**Exercise brief**:
Find the word "Москва" in the records below. List each line containing it.

+++

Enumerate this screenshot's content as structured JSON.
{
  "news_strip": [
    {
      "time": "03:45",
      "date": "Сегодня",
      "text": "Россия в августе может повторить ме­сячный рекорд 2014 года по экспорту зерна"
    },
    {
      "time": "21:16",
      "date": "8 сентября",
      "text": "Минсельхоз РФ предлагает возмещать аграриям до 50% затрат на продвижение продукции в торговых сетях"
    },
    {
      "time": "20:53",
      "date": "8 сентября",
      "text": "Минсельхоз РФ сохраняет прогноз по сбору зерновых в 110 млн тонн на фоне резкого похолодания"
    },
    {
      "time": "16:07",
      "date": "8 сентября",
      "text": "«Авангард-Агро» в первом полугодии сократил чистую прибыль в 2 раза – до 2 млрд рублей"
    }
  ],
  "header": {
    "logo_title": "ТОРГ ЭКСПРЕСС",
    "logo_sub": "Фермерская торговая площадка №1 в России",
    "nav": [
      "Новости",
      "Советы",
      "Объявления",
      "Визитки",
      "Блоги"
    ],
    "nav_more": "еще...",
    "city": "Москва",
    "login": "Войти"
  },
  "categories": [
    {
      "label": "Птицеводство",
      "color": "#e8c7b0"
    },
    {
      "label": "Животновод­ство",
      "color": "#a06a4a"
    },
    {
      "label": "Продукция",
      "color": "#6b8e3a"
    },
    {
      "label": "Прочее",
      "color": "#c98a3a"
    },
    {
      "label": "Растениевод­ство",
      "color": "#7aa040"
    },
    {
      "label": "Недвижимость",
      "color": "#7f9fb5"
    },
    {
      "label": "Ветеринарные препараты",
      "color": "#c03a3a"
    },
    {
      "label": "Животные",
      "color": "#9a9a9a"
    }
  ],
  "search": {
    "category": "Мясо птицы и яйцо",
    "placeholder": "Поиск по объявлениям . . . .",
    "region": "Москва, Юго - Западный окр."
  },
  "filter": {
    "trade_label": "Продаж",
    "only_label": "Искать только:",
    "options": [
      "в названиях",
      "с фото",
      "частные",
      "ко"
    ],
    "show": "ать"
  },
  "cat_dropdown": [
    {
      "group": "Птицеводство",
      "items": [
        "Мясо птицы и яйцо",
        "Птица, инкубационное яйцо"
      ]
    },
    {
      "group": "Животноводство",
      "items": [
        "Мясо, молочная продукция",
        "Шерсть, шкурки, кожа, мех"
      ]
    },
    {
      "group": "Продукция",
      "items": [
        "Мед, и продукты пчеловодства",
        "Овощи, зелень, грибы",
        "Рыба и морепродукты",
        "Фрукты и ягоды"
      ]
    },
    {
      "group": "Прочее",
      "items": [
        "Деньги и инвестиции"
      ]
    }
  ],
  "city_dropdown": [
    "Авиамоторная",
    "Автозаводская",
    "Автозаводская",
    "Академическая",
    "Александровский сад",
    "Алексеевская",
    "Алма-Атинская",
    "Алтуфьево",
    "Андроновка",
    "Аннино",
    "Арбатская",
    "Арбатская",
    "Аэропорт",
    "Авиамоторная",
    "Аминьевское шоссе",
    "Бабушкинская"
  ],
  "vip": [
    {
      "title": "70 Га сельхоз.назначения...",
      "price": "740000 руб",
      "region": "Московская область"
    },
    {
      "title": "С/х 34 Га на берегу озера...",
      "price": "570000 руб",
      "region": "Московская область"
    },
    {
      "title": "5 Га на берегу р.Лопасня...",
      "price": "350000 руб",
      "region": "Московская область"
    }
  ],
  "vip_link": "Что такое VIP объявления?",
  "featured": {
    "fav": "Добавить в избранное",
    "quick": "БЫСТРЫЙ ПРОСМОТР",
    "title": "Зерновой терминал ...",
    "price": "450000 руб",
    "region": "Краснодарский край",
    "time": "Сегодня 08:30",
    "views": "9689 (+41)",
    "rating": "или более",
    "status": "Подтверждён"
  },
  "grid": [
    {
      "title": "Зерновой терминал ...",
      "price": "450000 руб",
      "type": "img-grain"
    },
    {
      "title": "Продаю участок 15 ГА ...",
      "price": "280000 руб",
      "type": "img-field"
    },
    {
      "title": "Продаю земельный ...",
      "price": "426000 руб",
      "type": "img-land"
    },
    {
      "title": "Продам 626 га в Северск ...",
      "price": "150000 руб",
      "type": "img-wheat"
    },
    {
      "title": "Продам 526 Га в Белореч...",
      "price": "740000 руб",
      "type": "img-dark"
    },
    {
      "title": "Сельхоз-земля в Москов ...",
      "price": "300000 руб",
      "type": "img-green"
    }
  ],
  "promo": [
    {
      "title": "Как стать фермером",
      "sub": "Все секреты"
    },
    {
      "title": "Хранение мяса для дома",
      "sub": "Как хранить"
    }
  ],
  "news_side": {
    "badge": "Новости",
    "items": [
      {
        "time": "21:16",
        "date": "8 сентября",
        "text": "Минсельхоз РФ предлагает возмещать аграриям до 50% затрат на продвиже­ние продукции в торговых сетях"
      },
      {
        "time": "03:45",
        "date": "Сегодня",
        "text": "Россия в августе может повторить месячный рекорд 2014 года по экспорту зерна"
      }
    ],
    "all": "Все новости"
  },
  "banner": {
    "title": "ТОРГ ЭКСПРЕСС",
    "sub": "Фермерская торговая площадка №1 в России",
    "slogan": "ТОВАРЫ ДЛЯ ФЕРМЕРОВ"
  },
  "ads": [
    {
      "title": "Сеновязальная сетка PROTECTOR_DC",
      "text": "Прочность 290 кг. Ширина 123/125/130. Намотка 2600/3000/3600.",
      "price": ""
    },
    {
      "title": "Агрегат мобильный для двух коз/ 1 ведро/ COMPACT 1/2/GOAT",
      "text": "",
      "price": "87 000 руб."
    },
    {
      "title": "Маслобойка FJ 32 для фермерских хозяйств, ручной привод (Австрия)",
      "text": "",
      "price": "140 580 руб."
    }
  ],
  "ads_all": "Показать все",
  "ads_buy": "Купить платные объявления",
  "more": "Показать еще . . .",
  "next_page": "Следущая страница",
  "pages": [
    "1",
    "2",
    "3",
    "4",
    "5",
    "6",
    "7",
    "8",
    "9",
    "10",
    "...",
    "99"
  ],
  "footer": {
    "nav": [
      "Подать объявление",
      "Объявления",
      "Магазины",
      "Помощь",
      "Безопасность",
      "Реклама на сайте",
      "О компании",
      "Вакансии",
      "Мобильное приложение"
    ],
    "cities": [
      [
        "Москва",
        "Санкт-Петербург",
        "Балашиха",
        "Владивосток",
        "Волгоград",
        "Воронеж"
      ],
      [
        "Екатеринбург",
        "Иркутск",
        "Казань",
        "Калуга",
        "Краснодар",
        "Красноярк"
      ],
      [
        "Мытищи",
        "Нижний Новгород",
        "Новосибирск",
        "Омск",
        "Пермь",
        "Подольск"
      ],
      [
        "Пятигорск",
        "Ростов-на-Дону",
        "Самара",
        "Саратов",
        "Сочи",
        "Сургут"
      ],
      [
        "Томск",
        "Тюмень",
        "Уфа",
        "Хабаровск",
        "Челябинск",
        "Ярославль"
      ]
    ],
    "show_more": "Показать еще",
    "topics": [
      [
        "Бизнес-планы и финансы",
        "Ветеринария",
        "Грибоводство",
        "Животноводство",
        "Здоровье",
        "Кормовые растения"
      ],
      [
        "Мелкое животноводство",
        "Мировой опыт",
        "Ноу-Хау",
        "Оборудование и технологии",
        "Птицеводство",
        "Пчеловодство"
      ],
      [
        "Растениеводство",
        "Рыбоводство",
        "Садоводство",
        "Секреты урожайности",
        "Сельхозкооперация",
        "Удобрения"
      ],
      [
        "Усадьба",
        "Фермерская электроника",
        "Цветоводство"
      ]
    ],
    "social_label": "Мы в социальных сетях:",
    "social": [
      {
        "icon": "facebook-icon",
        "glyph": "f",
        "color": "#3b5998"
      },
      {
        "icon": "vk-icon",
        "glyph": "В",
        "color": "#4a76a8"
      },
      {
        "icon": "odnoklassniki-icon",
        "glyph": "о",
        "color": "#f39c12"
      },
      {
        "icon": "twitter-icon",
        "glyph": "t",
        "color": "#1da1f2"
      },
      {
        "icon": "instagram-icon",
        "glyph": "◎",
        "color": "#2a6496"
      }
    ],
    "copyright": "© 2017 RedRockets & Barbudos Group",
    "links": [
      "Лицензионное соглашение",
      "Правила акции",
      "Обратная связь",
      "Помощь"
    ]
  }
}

+++

**Solution to this problem**:
    "city": "Москва",
    "region": "Москва, Юго - Западный окр."
        "Москва",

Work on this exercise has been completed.